TASK DESCRIPTION — Identify all lines in the data containing the string "values". Copy them out.

AVAILABLE RECORDS —

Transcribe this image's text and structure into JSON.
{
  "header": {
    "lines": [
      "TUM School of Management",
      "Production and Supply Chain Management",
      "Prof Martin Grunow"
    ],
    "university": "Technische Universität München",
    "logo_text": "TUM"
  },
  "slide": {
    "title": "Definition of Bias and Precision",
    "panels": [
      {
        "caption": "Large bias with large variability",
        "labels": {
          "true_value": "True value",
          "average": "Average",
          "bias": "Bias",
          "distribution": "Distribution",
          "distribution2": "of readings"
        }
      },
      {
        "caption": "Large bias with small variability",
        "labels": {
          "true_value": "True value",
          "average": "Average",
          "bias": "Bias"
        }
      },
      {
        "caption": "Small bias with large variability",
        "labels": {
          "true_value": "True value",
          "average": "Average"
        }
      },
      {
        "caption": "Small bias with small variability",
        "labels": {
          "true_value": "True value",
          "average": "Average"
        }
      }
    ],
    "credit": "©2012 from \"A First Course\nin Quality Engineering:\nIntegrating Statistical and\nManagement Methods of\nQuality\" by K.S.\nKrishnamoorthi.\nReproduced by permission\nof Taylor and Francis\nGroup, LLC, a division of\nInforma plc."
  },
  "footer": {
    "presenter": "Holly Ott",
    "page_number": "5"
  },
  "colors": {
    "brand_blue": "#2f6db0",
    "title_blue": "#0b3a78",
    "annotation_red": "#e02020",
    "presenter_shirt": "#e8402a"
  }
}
---
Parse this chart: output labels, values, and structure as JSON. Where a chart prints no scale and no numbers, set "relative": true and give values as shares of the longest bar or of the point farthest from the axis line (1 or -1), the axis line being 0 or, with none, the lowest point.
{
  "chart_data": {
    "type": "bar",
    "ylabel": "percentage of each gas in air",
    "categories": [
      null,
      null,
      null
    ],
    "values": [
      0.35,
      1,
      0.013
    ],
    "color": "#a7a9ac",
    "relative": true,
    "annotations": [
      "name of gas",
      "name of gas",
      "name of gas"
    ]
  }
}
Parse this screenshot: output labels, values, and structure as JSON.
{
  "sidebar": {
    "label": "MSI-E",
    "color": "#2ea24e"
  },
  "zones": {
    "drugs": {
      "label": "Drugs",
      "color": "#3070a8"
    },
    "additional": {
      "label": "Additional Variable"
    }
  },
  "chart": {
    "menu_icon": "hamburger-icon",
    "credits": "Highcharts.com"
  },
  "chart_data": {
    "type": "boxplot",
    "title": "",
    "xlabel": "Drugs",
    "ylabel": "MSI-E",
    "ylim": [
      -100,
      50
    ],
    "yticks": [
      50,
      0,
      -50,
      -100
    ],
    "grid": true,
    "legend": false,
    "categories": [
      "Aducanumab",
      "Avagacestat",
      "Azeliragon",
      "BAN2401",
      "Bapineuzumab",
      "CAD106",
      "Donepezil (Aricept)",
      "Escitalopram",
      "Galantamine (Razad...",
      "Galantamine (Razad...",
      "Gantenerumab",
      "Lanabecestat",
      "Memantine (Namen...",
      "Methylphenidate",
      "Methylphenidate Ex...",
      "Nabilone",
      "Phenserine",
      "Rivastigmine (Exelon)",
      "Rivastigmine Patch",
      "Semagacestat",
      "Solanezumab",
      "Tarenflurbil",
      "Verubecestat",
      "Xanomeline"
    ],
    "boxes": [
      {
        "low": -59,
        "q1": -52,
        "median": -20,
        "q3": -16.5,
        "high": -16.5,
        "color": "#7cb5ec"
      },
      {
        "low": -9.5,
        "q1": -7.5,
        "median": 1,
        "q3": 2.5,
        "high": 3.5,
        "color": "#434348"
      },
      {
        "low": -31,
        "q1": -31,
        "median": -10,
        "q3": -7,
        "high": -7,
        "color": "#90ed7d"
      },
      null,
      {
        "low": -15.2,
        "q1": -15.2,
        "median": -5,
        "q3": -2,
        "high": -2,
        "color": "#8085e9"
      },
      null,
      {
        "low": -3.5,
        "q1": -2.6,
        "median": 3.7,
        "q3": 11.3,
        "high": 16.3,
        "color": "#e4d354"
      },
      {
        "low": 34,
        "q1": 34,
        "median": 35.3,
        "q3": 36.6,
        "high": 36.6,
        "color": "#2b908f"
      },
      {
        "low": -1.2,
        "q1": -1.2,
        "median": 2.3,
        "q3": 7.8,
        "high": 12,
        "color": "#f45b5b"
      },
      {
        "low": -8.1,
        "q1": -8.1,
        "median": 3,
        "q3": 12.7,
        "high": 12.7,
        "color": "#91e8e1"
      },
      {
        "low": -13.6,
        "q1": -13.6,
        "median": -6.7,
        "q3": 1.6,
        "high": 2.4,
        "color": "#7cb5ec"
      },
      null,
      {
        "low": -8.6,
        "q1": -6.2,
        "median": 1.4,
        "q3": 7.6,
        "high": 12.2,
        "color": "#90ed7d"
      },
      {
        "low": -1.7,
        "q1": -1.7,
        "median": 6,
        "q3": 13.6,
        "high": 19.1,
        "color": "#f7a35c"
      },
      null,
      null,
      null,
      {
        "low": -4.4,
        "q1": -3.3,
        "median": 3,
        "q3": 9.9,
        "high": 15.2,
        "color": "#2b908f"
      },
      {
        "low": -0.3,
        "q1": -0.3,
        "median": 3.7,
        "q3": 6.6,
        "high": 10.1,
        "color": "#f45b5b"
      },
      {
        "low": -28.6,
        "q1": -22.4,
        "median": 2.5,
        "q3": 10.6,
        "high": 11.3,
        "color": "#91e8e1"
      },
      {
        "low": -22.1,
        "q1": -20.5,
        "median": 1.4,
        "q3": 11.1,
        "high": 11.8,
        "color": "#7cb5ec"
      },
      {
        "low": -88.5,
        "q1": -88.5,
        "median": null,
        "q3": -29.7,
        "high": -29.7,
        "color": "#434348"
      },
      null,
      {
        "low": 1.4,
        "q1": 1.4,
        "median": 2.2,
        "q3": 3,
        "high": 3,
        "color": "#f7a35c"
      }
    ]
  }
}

WRITTEN SOLUTION —
Parse this chart: output labels, values, and structure as JSON. Where a chart prints no scale and no numbers, set "relative": true and give values as shares of the longest bar or of the point farthest from the axis line (1 or -1), the axis line being 0 or, with none, the lowest point.
    "values": [
Parse this screenshot: output labels, values, and structure as JSON.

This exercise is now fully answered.